[Element box entries]
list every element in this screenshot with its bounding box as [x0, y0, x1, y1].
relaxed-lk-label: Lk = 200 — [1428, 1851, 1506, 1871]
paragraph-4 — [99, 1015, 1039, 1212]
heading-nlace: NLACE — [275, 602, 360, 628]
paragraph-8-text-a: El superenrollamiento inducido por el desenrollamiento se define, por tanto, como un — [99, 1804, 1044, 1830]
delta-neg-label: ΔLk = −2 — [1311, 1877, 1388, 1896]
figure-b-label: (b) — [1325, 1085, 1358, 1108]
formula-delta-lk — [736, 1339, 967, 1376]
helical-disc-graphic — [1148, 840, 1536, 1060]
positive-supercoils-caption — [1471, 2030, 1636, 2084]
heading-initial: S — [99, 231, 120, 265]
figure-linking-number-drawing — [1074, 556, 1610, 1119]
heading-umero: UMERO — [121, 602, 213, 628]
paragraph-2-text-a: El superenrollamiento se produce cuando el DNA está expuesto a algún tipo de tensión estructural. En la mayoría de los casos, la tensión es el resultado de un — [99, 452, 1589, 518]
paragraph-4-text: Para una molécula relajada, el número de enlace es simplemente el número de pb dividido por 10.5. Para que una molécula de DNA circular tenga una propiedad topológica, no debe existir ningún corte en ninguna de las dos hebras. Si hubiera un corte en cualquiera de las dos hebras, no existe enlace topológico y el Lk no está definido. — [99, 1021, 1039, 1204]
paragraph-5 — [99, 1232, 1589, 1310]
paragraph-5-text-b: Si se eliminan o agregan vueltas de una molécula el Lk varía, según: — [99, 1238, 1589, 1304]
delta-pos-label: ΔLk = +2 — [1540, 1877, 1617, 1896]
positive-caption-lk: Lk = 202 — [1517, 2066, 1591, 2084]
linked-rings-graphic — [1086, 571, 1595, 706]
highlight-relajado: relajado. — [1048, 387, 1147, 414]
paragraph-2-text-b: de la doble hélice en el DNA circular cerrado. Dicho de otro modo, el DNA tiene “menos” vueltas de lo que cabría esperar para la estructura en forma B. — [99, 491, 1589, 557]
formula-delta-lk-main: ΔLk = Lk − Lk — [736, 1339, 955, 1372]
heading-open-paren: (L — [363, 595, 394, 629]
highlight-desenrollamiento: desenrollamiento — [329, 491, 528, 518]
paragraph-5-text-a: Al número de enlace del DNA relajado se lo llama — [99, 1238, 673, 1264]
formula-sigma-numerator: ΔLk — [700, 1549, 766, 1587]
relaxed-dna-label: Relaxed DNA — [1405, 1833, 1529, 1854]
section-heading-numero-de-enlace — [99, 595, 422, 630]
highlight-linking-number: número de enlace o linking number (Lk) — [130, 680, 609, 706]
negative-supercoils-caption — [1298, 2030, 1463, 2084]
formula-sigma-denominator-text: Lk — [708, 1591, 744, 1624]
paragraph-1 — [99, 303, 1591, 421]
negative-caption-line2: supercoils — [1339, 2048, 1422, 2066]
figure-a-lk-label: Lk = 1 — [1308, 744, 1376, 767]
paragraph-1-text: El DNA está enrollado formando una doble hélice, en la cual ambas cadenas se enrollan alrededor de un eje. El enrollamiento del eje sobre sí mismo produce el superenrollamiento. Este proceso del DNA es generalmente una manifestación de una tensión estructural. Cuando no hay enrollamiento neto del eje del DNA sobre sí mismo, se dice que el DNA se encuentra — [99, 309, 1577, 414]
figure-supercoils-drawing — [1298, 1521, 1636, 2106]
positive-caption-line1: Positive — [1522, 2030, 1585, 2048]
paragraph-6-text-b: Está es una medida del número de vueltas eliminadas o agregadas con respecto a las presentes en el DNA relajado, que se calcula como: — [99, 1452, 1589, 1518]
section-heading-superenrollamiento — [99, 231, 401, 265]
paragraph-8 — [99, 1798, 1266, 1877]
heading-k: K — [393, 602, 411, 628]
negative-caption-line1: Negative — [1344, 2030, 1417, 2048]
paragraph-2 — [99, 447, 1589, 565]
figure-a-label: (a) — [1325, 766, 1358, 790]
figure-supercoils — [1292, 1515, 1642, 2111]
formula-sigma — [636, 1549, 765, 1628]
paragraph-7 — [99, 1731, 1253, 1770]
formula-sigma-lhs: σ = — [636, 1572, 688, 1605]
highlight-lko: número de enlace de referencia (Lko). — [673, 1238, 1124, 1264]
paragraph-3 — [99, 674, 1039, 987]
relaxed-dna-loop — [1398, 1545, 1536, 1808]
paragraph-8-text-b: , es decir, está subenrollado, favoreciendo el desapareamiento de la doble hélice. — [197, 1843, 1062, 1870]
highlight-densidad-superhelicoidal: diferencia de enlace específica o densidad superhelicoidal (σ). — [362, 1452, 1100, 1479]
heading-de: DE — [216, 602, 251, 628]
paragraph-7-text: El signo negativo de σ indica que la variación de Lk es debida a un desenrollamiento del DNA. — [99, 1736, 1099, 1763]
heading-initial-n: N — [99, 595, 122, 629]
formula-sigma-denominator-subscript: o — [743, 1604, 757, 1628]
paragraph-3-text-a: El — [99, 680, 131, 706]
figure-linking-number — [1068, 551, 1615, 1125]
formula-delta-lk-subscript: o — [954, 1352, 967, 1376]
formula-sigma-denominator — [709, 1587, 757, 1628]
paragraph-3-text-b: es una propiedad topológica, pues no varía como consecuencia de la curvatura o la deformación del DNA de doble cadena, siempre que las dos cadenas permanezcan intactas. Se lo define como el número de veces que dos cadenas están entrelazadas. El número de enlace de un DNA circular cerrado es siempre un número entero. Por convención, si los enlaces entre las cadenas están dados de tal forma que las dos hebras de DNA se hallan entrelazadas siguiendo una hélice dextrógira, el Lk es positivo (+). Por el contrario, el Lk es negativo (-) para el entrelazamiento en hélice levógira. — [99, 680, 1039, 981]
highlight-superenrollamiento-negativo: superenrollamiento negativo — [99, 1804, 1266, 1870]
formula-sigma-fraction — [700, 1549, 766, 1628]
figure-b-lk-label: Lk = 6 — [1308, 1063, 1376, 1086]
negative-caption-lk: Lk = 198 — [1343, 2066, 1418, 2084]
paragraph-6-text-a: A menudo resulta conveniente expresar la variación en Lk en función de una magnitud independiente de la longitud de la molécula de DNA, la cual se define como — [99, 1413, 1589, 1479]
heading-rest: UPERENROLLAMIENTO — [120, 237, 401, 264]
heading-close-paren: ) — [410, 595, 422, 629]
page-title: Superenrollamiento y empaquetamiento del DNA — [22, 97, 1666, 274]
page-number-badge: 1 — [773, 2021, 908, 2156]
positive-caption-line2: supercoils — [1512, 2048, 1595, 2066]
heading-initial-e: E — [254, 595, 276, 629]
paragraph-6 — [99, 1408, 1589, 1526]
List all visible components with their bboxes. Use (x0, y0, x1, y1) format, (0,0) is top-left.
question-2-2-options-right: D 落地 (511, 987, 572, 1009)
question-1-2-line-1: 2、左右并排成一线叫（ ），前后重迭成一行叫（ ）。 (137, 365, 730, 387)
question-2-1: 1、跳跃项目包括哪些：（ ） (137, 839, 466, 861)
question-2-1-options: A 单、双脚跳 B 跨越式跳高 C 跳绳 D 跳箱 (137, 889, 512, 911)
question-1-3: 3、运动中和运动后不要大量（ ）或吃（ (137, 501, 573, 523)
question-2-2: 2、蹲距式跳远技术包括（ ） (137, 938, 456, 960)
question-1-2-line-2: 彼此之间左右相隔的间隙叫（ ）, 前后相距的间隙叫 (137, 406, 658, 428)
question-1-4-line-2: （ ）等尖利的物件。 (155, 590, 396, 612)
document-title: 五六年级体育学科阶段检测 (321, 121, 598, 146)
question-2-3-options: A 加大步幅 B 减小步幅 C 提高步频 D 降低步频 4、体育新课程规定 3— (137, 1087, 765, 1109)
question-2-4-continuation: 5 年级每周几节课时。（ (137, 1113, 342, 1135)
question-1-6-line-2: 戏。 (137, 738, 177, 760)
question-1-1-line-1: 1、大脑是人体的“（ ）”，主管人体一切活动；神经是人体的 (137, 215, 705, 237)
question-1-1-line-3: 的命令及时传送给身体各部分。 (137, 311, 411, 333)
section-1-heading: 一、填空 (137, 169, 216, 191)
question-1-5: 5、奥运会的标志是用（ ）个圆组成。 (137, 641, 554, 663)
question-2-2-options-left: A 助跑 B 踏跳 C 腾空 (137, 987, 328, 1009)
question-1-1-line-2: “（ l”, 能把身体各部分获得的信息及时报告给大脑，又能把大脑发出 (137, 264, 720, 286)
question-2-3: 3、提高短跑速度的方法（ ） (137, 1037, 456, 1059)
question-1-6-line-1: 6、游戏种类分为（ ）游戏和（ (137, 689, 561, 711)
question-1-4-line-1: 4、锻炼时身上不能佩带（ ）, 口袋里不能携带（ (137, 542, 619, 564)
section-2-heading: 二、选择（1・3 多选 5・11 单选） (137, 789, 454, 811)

> **Exercise directions**
Substitute "tag" for "label" in the stretch from the start of the entries through the line containing "heading-umero: UMERO — [121, 602, 213, 628]", and reproduce those lines with nothing else changed.

> **Exercise answer**
list every element in this screenshot with its bounding box as [x0, y0, x1, y1].
relaxed-lk-tag: Lk = 200 — [1428, 1851, 1506, 1871]
paragraph-4 — [99, 1015, 1039, 1212]
heading-nlace: NLACE — [275, 602, 360, 628]
paragraph-8-text-a: El superenrollamiento inducido por el desenrollamiento se define, por tanto, como un — [99, 1804, 1044, 1830]
delta-neg-tag: ΔLk = −2 — [1311, 1877, 1388, 1896]
figure-b-tag: (b) — [1325, 1085, 1358, 1108]
formula-delta-lk — [736, 1339, 967, 1376]
helical-disc-graphic — [1148, 840, 1536, 1060]
positive-supercoils-caption — [1471, 2030, 1636, 2084]
heading-initial: S — [99, 231, 120, 265]
figure-linking-number-drawing — [1074, 556, 1610, 1119]
heading-umero: UMERO — [121, 602, 213, 628]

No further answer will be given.